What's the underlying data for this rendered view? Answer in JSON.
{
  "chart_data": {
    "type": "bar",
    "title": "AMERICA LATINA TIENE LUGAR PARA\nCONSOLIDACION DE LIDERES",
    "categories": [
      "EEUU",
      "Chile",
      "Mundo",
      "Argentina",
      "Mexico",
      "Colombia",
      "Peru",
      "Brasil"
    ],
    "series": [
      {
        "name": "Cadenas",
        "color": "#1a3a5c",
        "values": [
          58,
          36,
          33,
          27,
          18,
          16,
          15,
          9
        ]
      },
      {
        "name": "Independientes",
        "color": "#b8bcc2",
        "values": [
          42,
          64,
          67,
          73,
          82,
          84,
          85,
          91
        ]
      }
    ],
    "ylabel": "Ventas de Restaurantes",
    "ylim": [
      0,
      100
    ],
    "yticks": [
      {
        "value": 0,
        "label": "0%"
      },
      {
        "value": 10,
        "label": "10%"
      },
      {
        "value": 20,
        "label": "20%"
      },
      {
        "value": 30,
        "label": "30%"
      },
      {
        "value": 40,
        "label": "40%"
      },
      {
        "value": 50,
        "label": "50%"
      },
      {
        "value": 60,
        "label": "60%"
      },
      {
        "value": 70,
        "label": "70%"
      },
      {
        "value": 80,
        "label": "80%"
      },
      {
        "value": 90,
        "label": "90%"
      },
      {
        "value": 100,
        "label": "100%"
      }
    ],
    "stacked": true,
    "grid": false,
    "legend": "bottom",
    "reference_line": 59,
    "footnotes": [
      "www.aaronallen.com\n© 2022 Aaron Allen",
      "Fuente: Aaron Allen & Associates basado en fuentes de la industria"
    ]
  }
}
☆ ☆ ☆ ☆ ☆
▸ **What the task asks**: Output every line above without altering anything.

▸ **Problem solution**:
What's the underlying data for this rendered view? Answer in JSON.
{
  "chart_data": {
    "type": "bar",
    "title": "AMERICA LATINA TIENE LUGAR PARA\nCONSOLIDACION DE LIDERES",
    "categories": [
      "EEUU",
      "Chile",
      "Mundo",
      "Argentina",
      "Mexico",
      "Colombia",
      "Peru",
      "Brasil"
    ],
    "series": [
      {
        "name": "Cadenas",
        "color": "#1a3a5c",
        "values": [
          58,
          36,
          33,
          27,
          18,
          16,
          15,
          9
        ]
      },
      {
        "name": "Independientes",
        "color": "#b8bcc2",
        "values": [
          42,
          64,
          67,
          73,
          82,
          84,
          85,
          91
        ]
      }
    ],
    "ylabel": "Ventas de Restaurantes",
    "ylim": [
      0,
      100
    ],
    "yticks": [
      {
        "value": 0,
        "label": "0%"
      },
      {
        "value": 10,
        "label": "10%"
      },
      {
        "value": 20,
        "label": "20%"
      },
      {
        "value": 30,
        "label": "30%"
      },
      {
        "value": 40,
        "label": "40%"
      },
      {
        "value": 50,
        "label": "50%"
      },
      {
        "value": 60,
        "label": "60%"
      },
      {
        "value": 70,
        "label": "70%"
      },
      {
        "value": 80,
        "label": "80%"
      },
      {
        "value": 90,
        "label": "90%"
      },
      {
        "value": 100,
        "label": "100%"
      }
    ],
    "stacked": true,
    "grid": false,
    "legend": "bottom",
    "reference_line": 59,
    "footnotes": [
      "www.aaronallen.com\n© 2022 Aaron Allen",
      "Fuente: Aaron Allen & Associates basado en fuentes de la industria"
    ]
  }
}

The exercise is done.